** start Task material **

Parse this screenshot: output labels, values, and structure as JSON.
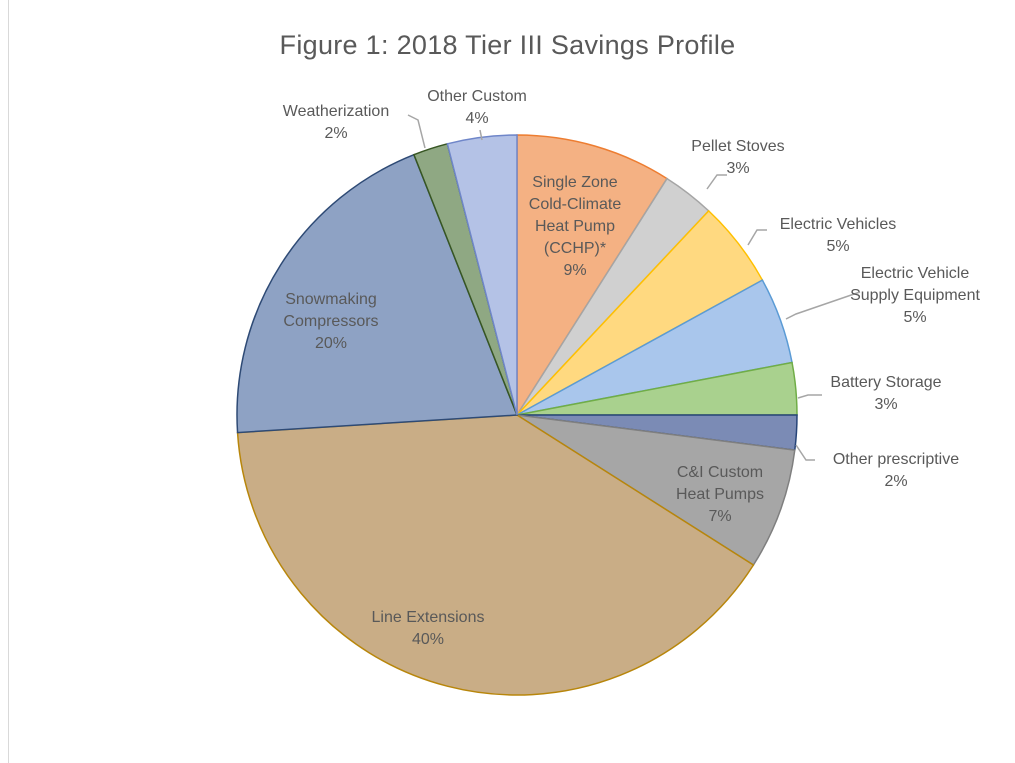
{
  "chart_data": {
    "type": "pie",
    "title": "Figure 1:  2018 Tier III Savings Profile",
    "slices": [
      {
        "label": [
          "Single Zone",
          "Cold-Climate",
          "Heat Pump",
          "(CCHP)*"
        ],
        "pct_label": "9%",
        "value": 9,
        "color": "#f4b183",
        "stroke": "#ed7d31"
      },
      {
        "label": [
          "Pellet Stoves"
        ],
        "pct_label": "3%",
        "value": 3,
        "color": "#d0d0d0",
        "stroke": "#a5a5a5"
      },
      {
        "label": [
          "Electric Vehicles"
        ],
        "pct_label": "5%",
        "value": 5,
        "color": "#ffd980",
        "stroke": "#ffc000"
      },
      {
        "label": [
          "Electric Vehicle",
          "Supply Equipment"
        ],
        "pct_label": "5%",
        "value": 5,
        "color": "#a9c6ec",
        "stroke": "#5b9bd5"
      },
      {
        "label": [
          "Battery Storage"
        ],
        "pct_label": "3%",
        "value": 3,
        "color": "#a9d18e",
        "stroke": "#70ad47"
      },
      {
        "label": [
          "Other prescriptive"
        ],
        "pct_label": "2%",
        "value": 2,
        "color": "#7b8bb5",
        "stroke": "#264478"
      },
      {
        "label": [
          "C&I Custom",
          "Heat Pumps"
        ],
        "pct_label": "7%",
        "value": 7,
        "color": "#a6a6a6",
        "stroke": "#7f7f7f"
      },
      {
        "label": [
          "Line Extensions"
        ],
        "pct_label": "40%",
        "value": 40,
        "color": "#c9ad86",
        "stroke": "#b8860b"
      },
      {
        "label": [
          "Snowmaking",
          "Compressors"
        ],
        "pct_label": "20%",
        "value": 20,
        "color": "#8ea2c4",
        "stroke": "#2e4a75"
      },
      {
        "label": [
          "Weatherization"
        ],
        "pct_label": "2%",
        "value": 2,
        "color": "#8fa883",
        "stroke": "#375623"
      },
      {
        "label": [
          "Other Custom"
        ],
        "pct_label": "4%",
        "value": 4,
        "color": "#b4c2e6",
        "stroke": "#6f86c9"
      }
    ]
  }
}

** end Task material **

▶ _Your objective_
Write out every entry again word for word, without any of the pictures.

▶ _Result_
Parse this screenshot: output labels, values, and structure as JSON.
{
  "chart_data": {
    "type": "pie",
    "title": "Figure 1:  2018 Tier III Savings Profile",
    "slices": [
      {
        "label": [
          "Single Zone",
          "Cold-Climate",
          "Heat Pump",
          "(CCHP)*"
        ],
        "pct_label": "9%",
        "value": 9,
        "color": "#f4b183",
        "stroke": "#ed7d31"
      },
      {
        "label": [
          "Pellet Stoves"
        ],
        "pct_label": "3%",
        "value": 3,
        "color": "#d0d0d0",
        "stroke": "#a5a5a5"
      },
      {
        "label": [
          "Electric Vehicles"
        ],
        "pct_label": "5%",
        "value": 5,
        "color": "#ffd980",
        "stroke": "#ffc000"
      },
      {
        "label": [
          "Electric Vehicle",
          "Supply Equipment"
        ],
        "pct_label": "5%",
        "value": 5,
        "color": "#a9c6ec",
        "stroke": "#5b9bd5"
      },
      {
        "label": [
          "Battery Storage"
        ],
        "pct_label": "3%",
        "value": 3,
        "color": "#a9d18e",
        "stroke": "#70ad47"
      },
      {
        "label": [
          "Other prescriptive"
        ],
        "pct_label": "2%",
        "value": 2,
        "color": "#7b8bb5",
        "stroke": "#264478"
      },
      {
        "label": [
          "C&I Custom",
          "Heat Pumps"
        ],
        "pct_label": "7%",
        "value": 7,
        "color": "#a6a6a6",
        "stroke": "#7f7f7f"
      },
      {
        "label": [
          "Line Extensions"
        ],
        "pct_label": "40%",
        "value": 40,
        "color": "#c9ad86",
        "stroke": "#b8860b"
      },
      {
        "label": [
          "Snowmaking",
          "Compressors"
        ],
        "pct_label": "20%",
        "value": 20,
        "color": "#8ea2c4",
        "stroke": "#2e4a75"
      },
      {
        "label": [
          "Weatherization"
        ],
        "pct_label": "2%",
        "value": 2,
        "color": "#8fa883",
        "stroke": "#375623"
      },
      {
        "label": [
          "Other Custom"
        ],
        "pct_label": "4%",
        "value": 4,
        "color": "#b4c2e6",
        "stroke": "#6f86c9"
      }
    ]
  }
}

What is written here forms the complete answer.